### Exercise aim
Go through the entries one line at a time, and gather every line that has the word "Path".

### Data to process
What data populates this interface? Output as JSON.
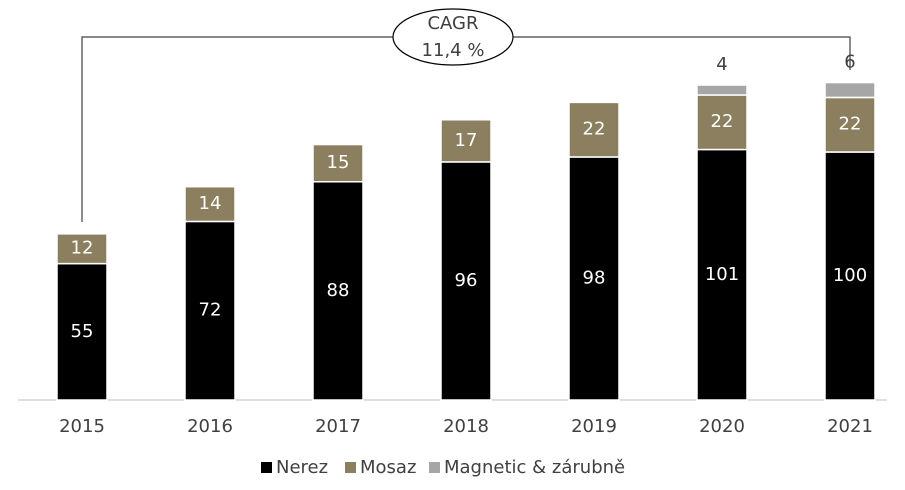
{
  "chart_data": {
    "type": "bar",
    "stacked": true,
    "categories": [
      "2015",
      "2016",
      "2017",
      "2018",
      "2019",
      "2020",
      "2021"
    ],
    "series": [
      {
        "name": "Nerez",
        "color": "#000000",
        "values": [
          55,
          72,
          88,
          96,
          98,
          101,
          100
        ]
      },
      {
        "name": "Mosaz",
        "color": "#8c7f5f",
        "values": [
          12,
          14,
          15,
          17,
          22,
          22,
          22
        ]
      },
      {
        "name": "Magnetic & zárubně",
        "color": "#a6a6a6",
        "values": [
          null,
          null,
          null,
          null,
          null,
          4,
          6
        ]
      }
    ],
    "annotation": [
      "CAGR",
      "11,4 %"
    ],
    "ylim": [
      0,
      130
    ],
    "legend": "bottom"
  }
}
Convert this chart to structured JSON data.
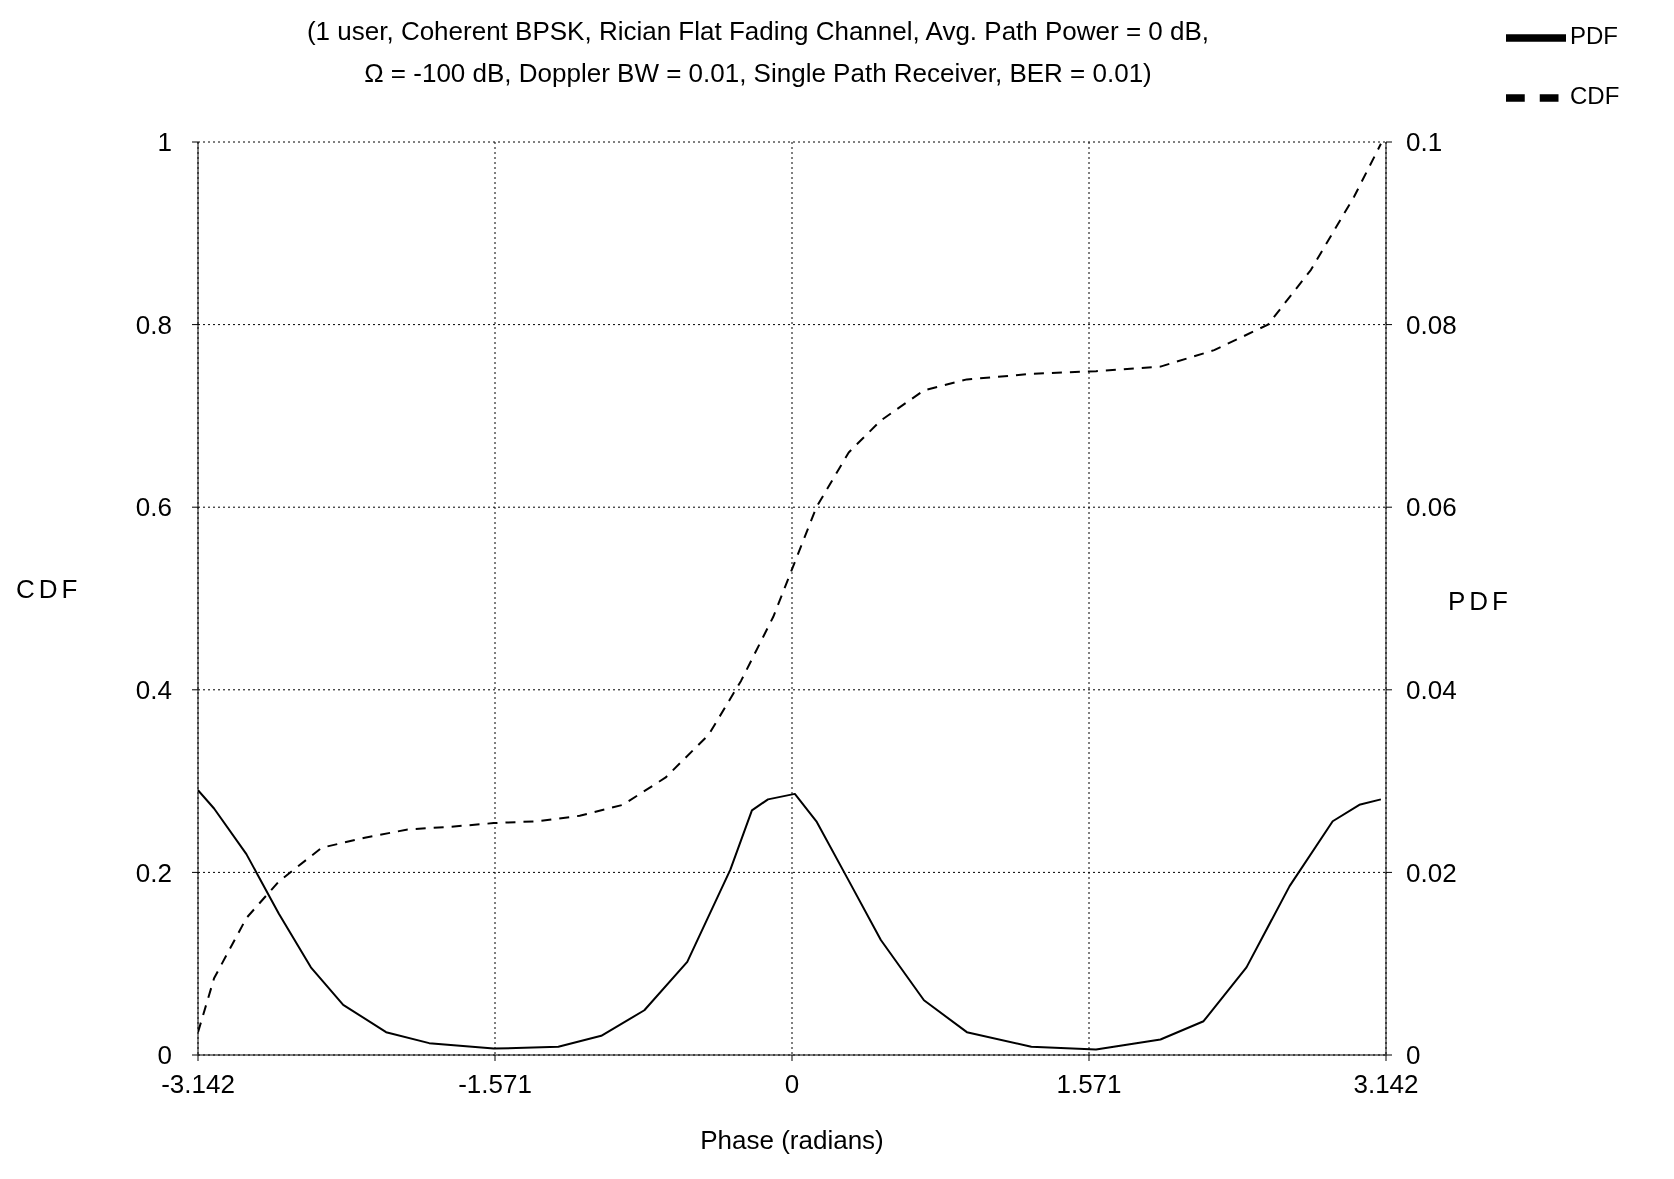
{
  "chart_data": {
    "type": "line",
    "title": "(1 user, Coherent BPSK, Rician Flat Fading Channel, Avg. Path Power = 0 dB,",
    "subtitle": "Ω = -100 dB, Doppler BW = 0.01, Single Path Receiver, BER = 0.01)",
    "xlabel": "Phase    (radians)",
    "ylabel": "CDF",
    "y2label": "PDF",
    "xlim": [
      -3.142,
      3.142
    ],
    "xticks": [
      -3.142,
      -1.571,
      0,
      1.571,
      3.142
    ],
    "ylim": [
      0,
      1
    ],
    "yticks": [
      0,
      0.2,
      0.4,
      0.6,
      0.8,
      1
    ],
    "y2lim": [
      0,
      0.1
    ],
    "y2ticks": [
      0,
      0.02,
      0.04,
      0.06,
      0.08,
      0.1
    ],
    "grid": true,
    "legend": "top right",
    "series": [
      {
        "name": "PDF",
        "color": "#000000",
        "axis": "y2",
        "line_style": "solid",
        "x": [
          -3.142,
          -3.057,
          -2.886,
          -2.715,
          -2.545,
          -2.374,
          -2.147,
          -1.919,
          -1.578,
          -1.236,
          -1.009,
          -0.781,
          -0.554,
          -0.326,
          -0.212,
          -0.127,
          0.015,
          0.129,
          0.3,
          0.47,
          0.698,
          0.925,
          1.266,
          1.608,
          1.949,
          2.177,
          2.404,
          2.632,
          2.86,
          3.001,
          3.115
        ],
        "values": [
          0.029,
          0.027,
          0.022,
          0.0155,
          0.0096,
          0.0055,
          0.0025,
          0.0013,
          0.0007,
          0.0009,
          0.0021,
          0.0049,
          0.0102,
          0.0203,
          0.0268,
          0.028,
          0.0286,
          0.0256,
          0.0191,
          0.0126,
          0.006,
          0.0025,
          0.0009,
          0.0006,
          0.0017,
          0.0037,
          0.0096,
          0.0185,
          0.0256,
          0.0274,
          0.028
        ]
      },
      {
        "name": "CDF",
        "color": "#000000",
        "axis": "y",
        "line_style": "dashed",
        "x": [
          -3.142,
          -3.057,
          -2.886,
          -2.715,
          -2.488,
          -2.26,
          -2.033,
          -1.805,
          -1.578,
          -1.35,
          -1.123,
          -0.895,
          -0.668,
          -0.44,
          -0.269,
          -0.099,
          0.015,
          0.129,
          0.3,
          0.47,
          0.698,
          0.925,
          1.266,
          1.608,
          1.949,
          2.233,
          2.518,
          2.745,
          2.973,
          3.115
        ],
        "values": [
          0.025,
          0.084,
          0.15,
          0.19,
          0.227,
          0.238,
          0.247,
          0.25,
          0.254,
          0.256,
          0.262,
          0.274,
          0.304,
          0.351,
          0.41,
          0.48,
          0.54,
          0.6,
          0.66,
          0.695,
          0.728,
          0.74,
          0.746,
          0.749,
          0.754,
          0.772,
          0.8,
          0.86,
          0.94,
          0.998
        ]
      }
    ]
  }
}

### Task answer
    "title": "(1 user, Coherent BPSK, Rician Flat Fading Channel, Avg. Path Power = 0 dB,",
    "subtitle": "Ω = -100 dB, Doppler BW = 0.01, Single Path Receiver, BER = 0.01)",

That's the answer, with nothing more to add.